** What to work on **
Copy out lines with the word "title" from the material that follows.

** Materials provided **
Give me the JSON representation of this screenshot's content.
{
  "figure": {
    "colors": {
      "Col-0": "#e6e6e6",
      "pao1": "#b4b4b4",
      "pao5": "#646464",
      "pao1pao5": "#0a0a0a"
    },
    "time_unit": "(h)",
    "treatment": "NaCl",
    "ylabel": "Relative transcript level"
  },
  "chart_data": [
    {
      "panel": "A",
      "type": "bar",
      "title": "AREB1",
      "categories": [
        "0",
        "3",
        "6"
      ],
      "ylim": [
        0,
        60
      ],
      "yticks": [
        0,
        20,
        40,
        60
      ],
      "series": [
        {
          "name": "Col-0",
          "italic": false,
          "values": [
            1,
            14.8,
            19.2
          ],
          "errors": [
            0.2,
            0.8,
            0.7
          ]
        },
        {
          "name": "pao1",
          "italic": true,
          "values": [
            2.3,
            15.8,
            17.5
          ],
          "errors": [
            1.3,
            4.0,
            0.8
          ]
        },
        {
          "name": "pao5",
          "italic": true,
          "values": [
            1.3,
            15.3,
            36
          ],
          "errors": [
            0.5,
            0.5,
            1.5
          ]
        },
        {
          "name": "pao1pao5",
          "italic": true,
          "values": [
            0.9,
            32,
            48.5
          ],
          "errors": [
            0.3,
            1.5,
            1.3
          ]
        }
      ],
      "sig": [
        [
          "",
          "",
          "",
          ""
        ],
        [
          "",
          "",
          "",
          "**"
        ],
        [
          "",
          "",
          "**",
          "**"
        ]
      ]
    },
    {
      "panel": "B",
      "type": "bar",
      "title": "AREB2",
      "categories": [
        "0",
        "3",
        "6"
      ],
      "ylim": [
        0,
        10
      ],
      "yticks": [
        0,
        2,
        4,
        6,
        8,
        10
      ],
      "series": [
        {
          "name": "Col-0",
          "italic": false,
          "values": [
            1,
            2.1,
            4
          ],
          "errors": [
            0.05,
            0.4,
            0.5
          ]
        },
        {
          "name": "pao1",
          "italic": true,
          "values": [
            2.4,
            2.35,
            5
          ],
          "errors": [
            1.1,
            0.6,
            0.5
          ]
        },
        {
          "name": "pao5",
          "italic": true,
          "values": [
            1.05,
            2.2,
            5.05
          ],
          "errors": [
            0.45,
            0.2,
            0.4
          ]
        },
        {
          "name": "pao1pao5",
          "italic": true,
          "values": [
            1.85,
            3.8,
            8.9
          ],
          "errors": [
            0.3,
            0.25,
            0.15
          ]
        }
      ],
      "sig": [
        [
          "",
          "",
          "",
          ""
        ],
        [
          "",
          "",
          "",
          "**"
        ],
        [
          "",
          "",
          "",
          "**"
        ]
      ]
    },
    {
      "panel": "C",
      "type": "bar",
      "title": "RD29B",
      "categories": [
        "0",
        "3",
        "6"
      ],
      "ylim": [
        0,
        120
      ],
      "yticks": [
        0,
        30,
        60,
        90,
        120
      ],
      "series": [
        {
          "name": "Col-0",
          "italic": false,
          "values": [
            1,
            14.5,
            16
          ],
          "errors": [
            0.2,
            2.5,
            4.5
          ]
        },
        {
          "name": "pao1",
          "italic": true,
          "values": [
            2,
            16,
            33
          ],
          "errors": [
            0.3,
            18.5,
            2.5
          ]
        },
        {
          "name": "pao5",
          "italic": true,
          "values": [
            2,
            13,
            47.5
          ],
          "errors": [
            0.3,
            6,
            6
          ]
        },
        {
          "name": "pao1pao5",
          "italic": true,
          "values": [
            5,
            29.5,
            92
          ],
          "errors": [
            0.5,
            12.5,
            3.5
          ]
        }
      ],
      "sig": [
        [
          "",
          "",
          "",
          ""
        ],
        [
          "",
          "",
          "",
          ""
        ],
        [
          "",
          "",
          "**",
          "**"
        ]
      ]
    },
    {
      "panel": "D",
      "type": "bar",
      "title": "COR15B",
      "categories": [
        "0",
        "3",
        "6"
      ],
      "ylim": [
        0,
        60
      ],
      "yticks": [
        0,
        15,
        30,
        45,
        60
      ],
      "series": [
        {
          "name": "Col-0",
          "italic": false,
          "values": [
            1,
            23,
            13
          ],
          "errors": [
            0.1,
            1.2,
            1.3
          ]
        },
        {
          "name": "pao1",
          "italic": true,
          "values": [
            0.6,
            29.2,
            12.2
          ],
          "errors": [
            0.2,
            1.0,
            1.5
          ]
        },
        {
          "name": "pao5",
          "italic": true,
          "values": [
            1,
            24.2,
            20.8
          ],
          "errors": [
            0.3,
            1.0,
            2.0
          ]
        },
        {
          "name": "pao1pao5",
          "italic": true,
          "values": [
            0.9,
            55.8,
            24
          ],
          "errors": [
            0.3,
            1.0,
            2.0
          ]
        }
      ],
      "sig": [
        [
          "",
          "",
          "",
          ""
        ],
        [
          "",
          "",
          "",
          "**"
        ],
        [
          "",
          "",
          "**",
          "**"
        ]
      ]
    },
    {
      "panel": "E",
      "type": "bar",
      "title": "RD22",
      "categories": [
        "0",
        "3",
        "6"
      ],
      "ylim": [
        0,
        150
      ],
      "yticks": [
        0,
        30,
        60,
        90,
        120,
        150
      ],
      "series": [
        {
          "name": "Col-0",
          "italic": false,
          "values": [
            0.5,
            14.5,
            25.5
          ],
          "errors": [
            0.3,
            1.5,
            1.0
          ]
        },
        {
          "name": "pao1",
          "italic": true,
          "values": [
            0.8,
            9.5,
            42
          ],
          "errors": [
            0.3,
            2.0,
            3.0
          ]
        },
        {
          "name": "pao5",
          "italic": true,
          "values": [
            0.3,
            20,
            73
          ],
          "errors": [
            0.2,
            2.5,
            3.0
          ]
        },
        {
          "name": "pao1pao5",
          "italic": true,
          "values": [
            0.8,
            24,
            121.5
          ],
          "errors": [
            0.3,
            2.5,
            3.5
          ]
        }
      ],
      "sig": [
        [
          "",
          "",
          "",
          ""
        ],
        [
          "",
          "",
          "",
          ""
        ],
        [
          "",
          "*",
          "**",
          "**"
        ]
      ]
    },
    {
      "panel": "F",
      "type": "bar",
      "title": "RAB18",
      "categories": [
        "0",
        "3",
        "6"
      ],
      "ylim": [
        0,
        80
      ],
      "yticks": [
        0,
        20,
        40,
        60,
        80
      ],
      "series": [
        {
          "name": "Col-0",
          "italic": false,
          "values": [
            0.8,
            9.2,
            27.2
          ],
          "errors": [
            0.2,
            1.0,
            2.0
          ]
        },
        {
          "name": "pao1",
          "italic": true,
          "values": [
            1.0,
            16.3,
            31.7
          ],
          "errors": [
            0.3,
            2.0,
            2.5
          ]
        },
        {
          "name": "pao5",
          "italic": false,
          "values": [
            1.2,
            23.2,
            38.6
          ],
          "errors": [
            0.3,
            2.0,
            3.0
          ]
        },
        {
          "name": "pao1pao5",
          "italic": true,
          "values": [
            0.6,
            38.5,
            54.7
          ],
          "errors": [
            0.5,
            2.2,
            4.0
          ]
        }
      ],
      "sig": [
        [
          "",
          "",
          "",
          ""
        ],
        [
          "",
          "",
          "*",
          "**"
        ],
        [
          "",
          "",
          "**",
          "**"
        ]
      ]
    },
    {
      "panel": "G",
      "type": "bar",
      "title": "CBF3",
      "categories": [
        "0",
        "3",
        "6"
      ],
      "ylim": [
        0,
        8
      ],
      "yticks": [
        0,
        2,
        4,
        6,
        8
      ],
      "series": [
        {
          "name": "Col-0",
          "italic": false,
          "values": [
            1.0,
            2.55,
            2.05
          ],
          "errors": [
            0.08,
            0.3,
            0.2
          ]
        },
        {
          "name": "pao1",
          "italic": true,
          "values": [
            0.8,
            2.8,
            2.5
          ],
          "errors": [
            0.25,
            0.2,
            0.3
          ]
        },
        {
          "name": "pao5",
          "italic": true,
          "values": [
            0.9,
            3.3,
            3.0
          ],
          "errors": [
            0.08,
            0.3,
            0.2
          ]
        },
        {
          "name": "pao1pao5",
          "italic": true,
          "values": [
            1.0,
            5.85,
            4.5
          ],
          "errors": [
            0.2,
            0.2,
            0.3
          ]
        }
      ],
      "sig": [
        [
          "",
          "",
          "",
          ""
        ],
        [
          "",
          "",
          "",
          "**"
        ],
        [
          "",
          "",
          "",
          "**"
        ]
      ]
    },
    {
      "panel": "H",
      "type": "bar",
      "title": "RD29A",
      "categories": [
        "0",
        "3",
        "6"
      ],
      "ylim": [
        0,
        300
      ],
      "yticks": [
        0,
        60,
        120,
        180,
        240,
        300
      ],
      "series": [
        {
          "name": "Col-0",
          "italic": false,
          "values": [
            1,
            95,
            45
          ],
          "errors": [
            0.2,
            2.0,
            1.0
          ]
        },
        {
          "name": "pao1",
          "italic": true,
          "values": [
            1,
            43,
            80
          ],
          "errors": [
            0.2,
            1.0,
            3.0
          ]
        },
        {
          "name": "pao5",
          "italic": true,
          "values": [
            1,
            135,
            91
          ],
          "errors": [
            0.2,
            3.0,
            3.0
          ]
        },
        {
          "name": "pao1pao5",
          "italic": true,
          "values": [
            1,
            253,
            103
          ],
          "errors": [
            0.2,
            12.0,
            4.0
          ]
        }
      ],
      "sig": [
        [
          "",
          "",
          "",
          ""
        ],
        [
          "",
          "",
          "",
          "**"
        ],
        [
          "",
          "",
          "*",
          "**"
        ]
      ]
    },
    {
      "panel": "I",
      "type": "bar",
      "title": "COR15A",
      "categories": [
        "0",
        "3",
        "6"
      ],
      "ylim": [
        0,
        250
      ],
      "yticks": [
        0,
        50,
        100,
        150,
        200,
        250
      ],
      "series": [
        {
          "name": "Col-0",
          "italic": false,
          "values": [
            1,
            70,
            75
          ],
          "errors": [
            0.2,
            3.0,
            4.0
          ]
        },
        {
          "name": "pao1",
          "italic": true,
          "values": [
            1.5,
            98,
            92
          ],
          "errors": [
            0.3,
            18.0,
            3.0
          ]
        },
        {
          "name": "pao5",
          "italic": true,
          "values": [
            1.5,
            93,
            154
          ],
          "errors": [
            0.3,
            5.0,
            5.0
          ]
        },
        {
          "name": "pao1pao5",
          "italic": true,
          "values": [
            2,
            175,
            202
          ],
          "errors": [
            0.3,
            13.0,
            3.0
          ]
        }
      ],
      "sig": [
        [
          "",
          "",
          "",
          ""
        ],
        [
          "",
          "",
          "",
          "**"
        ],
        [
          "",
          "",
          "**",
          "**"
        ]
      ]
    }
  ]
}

** The reply **
      "title": "AREB1",
      "title": "AREB2",
      "title": "RD29B",
      "title": "COR15B",
      "title": "RD22",
      "title": "RAB18",
      "title": "CBF3",
      "title": "RD29A",
      "title": "COR15A",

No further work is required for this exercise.